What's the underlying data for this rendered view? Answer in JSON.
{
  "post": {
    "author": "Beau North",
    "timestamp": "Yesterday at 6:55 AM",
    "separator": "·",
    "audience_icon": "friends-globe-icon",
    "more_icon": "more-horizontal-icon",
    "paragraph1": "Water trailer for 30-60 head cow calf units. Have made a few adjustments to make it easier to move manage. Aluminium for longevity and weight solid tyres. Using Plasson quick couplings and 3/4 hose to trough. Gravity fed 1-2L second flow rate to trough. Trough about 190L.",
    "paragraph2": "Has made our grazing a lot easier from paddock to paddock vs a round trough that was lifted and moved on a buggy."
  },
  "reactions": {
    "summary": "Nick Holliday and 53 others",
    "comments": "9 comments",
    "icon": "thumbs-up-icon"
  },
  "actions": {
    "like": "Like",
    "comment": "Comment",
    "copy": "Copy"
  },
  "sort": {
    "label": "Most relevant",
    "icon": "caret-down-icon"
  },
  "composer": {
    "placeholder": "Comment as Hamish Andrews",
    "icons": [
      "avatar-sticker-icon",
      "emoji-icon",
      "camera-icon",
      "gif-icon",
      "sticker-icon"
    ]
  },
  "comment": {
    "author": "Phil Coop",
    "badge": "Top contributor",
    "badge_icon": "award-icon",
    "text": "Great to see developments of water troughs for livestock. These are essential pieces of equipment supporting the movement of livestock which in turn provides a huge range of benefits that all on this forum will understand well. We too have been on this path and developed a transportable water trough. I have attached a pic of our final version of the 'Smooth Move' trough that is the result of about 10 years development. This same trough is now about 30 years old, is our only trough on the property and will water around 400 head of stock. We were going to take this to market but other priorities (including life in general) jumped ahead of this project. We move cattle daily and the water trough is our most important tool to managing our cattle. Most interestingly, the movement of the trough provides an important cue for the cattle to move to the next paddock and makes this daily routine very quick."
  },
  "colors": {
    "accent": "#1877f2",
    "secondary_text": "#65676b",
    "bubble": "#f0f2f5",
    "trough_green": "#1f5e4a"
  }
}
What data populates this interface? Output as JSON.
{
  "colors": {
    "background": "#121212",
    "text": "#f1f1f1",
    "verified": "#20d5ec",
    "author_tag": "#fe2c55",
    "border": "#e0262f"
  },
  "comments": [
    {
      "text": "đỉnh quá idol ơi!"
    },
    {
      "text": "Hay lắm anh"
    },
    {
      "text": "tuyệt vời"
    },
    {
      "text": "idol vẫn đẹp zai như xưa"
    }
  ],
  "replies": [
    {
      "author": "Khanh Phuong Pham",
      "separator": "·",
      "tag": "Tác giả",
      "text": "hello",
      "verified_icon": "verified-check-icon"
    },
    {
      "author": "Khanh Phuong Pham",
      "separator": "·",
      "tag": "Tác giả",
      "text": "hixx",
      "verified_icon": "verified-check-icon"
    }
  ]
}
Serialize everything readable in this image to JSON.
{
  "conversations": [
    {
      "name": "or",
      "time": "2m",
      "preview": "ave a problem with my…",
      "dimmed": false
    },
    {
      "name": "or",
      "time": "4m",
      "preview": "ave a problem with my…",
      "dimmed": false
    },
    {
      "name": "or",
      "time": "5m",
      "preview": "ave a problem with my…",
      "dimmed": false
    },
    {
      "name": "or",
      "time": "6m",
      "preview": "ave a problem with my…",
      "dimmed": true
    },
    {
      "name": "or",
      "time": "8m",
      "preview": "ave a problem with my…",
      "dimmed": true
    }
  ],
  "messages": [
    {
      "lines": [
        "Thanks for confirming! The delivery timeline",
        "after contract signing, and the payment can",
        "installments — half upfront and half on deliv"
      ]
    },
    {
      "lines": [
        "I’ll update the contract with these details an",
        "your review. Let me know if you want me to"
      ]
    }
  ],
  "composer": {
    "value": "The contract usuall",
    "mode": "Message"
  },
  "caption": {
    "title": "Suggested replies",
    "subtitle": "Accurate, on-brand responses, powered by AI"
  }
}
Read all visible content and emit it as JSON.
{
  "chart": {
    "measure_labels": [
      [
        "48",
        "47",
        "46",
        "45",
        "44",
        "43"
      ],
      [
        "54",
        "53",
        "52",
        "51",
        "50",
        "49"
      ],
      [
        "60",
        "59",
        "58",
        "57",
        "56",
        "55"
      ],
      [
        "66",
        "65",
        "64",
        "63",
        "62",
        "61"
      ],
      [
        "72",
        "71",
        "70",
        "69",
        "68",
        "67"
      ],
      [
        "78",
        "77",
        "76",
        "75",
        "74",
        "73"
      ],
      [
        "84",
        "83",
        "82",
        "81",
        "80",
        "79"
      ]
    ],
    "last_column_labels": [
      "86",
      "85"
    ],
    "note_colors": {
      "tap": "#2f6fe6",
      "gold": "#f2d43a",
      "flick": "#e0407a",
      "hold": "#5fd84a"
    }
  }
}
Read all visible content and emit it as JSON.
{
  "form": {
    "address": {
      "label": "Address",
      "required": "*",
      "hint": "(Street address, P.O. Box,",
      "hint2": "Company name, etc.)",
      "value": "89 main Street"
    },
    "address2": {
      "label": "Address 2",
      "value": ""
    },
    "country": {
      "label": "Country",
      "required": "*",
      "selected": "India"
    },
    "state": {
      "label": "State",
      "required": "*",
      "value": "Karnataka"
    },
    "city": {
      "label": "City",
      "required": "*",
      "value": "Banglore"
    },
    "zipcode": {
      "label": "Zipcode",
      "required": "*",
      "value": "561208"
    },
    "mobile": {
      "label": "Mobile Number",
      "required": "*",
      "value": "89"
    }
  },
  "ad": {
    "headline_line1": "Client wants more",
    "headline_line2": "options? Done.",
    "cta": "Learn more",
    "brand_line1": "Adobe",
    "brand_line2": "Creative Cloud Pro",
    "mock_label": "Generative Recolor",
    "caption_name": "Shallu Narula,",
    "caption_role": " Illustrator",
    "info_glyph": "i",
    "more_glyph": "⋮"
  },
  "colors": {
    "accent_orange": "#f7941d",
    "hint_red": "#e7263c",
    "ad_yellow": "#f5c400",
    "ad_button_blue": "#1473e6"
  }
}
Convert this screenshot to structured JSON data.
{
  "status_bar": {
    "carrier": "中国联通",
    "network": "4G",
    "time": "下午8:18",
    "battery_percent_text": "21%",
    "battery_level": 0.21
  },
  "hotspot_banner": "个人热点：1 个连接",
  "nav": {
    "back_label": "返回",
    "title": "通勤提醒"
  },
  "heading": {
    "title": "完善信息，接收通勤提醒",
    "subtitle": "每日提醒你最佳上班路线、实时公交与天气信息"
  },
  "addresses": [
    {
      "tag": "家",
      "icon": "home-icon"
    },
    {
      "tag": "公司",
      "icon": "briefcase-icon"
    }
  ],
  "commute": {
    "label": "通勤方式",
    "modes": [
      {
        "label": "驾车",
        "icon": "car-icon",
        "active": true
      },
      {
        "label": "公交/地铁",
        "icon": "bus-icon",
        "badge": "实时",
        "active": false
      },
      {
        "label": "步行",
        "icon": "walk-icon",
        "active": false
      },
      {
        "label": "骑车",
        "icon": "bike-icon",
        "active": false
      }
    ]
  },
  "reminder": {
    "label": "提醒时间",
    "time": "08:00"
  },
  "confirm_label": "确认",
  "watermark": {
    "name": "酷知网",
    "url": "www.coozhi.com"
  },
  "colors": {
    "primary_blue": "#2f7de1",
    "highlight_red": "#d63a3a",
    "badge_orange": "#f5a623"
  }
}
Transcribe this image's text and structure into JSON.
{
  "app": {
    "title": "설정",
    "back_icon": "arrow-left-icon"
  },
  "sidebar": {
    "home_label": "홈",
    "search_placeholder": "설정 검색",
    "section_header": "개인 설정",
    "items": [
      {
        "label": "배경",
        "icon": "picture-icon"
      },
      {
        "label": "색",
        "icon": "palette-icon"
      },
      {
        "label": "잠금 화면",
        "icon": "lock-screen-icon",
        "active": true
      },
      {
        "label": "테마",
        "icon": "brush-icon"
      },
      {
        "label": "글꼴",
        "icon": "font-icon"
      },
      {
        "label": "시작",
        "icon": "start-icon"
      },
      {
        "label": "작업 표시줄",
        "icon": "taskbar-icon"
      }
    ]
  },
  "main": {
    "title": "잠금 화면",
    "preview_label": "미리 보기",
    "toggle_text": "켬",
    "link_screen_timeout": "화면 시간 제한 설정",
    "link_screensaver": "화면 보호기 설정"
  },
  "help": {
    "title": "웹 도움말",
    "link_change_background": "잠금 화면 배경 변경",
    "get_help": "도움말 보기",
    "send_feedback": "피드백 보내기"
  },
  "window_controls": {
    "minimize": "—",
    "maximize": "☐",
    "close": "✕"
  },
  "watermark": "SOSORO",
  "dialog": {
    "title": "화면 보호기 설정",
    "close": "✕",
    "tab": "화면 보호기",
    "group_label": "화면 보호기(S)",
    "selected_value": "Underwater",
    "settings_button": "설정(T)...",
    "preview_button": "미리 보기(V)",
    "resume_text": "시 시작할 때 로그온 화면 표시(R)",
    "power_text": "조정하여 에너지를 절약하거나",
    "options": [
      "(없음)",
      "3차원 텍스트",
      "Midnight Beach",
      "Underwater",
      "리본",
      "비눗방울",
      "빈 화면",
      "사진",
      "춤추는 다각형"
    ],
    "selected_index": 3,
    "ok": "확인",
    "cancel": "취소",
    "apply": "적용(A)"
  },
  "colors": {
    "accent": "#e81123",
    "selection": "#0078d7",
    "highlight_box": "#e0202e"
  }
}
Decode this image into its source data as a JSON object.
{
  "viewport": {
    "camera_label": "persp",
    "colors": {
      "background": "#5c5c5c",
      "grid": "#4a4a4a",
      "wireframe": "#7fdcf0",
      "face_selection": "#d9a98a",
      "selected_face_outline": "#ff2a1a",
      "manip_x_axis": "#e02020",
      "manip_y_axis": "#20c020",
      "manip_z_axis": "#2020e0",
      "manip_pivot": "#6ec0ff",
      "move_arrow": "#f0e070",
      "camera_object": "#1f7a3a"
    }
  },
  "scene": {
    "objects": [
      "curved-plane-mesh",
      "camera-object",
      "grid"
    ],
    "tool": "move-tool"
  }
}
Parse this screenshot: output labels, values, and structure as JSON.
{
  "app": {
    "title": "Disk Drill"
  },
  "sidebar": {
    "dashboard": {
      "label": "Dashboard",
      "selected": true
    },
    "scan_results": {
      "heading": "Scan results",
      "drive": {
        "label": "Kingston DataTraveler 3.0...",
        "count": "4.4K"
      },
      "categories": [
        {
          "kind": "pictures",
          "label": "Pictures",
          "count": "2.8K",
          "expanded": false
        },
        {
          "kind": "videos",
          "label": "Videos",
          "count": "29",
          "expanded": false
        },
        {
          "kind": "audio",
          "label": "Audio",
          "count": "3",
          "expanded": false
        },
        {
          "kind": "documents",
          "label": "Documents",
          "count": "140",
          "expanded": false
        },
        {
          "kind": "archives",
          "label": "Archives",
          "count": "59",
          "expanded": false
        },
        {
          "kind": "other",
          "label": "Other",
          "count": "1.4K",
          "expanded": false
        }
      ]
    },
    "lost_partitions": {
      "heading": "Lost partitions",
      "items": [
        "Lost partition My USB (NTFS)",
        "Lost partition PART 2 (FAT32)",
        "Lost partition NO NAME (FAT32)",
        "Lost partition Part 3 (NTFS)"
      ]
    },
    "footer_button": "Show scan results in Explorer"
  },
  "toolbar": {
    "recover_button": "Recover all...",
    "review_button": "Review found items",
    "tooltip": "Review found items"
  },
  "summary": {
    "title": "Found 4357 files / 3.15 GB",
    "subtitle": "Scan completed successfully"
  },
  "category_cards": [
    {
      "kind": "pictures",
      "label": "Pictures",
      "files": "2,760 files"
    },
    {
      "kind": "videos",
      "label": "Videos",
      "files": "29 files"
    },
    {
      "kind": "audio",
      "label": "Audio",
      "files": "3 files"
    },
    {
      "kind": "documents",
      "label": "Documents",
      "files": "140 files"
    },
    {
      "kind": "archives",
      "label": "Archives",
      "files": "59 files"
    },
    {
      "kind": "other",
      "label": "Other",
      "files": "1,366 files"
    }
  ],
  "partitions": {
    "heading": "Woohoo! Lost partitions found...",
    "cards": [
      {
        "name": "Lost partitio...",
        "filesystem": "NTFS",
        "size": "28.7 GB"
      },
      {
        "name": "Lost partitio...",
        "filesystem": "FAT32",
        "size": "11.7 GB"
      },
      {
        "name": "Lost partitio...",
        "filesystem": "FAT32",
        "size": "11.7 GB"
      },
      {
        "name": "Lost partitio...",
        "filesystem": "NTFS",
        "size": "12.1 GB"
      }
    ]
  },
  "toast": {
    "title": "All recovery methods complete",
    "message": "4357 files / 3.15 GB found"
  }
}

-*-*-

AIM:
On how many lines does the word "made" appear? Answer with only the number.

ANSWER:
2